_To be done_
Write out every entry precisely as given, leaving the pictures out.

_Exercise materials_
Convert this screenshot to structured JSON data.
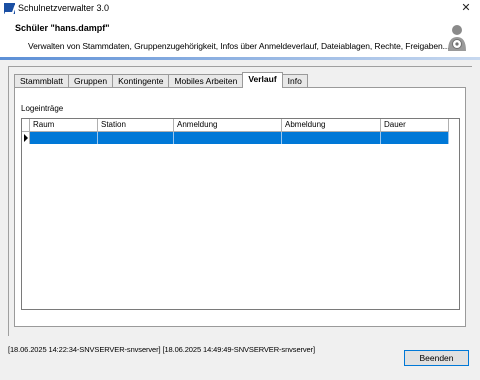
{
  "window": {
    "title": "Schulnetzverwalter 3.0",
    "close_glyph": "✕"
  },
  "header": {
    "title": "Schüler \"hans.dampf\"",
    "description": "Verwalten von Stammdaten, Gruppenzugehörigkeit, Infos über Anmeldeverlauf, Dateiablagen, Rechte, Freigaben..."
  },
  "tabs": [
    {
      "label": "Stammblatt"
    },
    {
      "label": "Gruppen"
    },
    {
      "label": "Kontingente"
    },
    {
      "label": "Mobiles Arbeiten"
    },
    {
      "label": "Verlauf"
    },
    {
      "label": "Info"
    }
  ],
  "log": {
    "label": "Logeinträge",
    "columns": [
      "Raum",
      "Station",
      "Anmeldung",
      "Abmeldung",
      "Dauer"
    ]
  },
  "status": {
    "text": "[18.06.2025 14:22:34-SNVSERVER-snvserver] [18.06.2025 14:49:49-SNVSERVER-snvserver]"
  },
  "buttons": {
    "close_label": "Beenden"
  },
  "colors": {
    "selection": "#0078d7",
    "accent_line": "#5c8fd6"
  }
}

_Written response_
Convert this screenshot to structured JSON data.
{
  "window": {
    "title": "Schulnetzverwalter 3.0",
    "close_glyph": "✕"
  },
  "header": {
    "title": "Schüler \"hans.dampf\"",
    "description": "Verwalten von Stammdaten, Gruppenzugehörigkeit, Infos über Anmeldeverlauf, Dateiablagen, Rechte, Freigaben..."
  },
  "tabs": [
    {
      "label": "Stammblatt"
    },
    {
      "label": "Gruppen"
    },
    {
      "label": "Kontingente"
    },
    {
      "label": "Mobiles Arbeiten"
    },
    {
      "label": "Verlauf"
    },
    {
      "label": "Info"
    }
  ],
  "log": {
    "label": "Logeinträge",
    "columns": [
      "Raum",
      "Station",
      "Anmeldung",
      "Abmeldung",
      "Dauer"
    ]
  },
  "status": {
    "text": "[18.06.2025 14:22:34-SNVSERVER-snvserver] [18.06.2025 14:49:49-SNVSERVER-snvserver]"
  },
  "buttons": {
    "close_label": "Beenden"
  },
  "colors": {
    "selection": "#0078d7",
    "accent_line": "#5c8fd6"
  }
}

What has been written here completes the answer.